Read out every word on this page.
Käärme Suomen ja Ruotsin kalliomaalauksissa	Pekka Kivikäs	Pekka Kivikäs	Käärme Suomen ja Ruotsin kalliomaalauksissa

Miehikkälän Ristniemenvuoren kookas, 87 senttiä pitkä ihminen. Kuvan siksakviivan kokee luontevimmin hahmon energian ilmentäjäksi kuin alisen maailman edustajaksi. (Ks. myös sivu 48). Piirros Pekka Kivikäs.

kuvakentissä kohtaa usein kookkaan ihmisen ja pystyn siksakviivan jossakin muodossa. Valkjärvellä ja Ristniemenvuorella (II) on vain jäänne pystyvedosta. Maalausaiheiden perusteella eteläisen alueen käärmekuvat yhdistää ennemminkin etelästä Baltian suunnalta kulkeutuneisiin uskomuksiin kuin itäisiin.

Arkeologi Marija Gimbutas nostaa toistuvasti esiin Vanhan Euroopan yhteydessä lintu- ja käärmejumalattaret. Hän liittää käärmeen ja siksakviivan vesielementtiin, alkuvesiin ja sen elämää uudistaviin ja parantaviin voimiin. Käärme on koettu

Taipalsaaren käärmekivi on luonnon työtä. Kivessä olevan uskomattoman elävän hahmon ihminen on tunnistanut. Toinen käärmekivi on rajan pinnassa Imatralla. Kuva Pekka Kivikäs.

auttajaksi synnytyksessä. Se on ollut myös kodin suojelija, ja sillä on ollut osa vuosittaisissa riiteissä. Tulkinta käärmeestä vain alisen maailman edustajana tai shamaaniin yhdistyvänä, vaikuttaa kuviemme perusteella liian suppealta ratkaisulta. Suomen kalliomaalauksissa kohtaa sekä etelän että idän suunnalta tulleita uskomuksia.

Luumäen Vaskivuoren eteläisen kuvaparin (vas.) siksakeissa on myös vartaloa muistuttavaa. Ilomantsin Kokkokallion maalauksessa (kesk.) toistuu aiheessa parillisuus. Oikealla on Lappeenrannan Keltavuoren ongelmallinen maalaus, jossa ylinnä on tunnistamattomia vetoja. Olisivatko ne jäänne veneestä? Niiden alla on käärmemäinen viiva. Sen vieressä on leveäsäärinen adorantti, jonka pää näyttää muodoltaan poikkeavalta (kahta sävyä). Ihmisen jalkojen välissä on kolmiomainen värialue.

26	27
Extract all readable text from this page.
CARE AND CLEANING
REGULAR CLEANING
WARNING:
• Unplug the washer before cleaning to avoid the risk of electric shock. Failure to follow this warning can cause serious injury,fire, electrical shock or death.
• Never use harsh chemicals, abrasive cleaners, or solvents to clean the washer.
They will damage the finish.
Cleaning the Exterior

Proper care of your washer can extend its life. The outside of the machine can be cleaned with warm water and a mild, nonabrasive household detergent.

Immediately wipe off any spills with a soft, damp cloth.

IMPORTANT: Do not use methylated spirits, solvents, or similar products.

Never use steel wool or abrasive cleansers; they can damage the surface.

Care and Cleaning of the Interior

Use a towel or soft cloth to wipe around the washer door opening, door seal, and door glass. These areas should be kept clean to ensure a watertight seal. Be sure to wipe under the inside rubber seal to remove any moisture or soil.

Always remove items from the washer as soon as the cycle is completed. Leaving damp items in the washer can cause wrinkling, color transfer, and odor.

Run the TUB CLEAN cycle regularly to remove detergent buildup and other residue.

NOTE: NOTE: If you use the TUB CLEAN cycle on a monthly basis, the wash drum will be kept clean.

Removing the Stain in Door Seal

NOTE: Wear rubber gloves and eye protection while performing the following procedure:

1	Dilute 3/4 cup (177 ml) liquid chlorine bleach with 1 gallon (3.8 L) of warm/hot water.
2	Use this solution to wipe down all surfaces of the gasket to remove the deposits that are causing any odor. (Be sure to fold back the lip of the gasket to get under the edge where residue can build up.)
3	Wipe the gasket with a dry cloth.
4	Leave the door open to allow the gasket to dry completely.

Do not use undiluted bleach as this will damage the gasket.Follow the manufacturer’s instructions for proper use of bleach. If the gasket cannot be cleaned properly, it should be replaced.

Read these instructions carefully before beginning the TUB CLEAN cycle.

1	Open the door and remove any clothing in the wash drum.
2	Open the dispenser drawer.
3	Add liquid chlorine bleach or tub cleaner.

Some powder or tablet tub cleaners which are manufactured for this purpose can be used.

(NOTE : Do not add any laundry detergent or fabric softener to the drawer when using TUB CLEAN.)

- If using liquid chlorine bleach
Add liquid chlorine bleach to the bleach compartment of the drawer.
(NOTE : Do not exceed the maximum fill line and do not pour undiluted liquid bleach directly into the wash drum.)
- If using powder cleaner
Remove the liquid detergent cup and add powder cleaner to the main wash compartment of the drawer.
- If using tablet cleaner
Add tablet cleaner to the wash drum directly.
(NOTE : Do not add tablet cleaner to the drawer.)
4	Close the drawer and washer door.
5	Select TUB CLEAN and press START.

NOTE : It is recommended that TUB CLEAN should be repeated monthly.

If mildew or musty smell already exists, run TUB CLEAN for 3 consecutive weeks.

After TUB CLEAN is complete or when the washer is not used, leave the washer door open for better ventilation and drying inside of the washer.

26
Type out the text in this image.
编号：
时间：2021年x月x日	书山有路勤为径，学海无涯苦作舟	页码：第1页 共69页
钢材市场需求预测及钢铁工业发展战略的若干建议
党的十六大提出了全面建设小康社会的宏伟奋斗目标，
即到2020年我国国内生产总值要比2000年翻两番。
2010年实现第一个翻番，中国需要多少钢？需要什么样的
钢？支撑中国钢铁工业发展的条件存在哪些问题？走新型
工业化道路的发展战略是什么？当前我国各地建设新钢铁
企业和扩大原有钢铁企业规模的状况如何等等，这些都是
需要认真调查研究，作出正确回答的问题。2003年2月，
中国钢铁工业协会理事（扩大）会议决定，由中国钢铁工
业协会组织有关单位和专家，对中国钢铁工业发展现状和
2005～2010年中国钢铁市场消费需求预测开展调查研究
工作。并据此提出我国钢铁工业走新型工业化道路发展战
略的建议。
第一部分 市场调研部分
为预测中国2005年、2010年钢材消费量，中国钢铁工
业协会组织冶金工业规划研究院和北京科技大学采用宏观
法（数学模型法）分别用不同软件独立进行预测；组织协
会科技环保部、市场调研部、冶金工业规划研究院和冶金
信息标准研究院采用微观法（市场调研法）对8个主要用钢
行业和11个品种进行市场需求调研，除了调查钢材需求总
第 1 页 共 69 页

◆ ◆ ◆ ◆ ◆ ◆ ◆

What to produce ::
Collect each line holding the string "this".

Task answer ::
Read out every word on this page.
Extract all readable text from this page.
• Unplug the washer before cleaning to avoid the risk of electric shock. Failure to follow this warning can cause serious injury,fire, electrical shock or death.
2	Use this solution to wipe down all surfaces of the gasket to remove the deposits that are causing any odor. (Be sure to fold back the lip of the gasket to get under the edge where residue can build up.)
Do not use undiluted bleach as this will damage the gasket.Follow the manufacturer’s instructions for proper use of bleach. If the gasket cannot be cleaned properly, it should be replaced.
Some powder or tablet tub cleaners which are manufactured for this purpose can be used.
Type out the text in this image.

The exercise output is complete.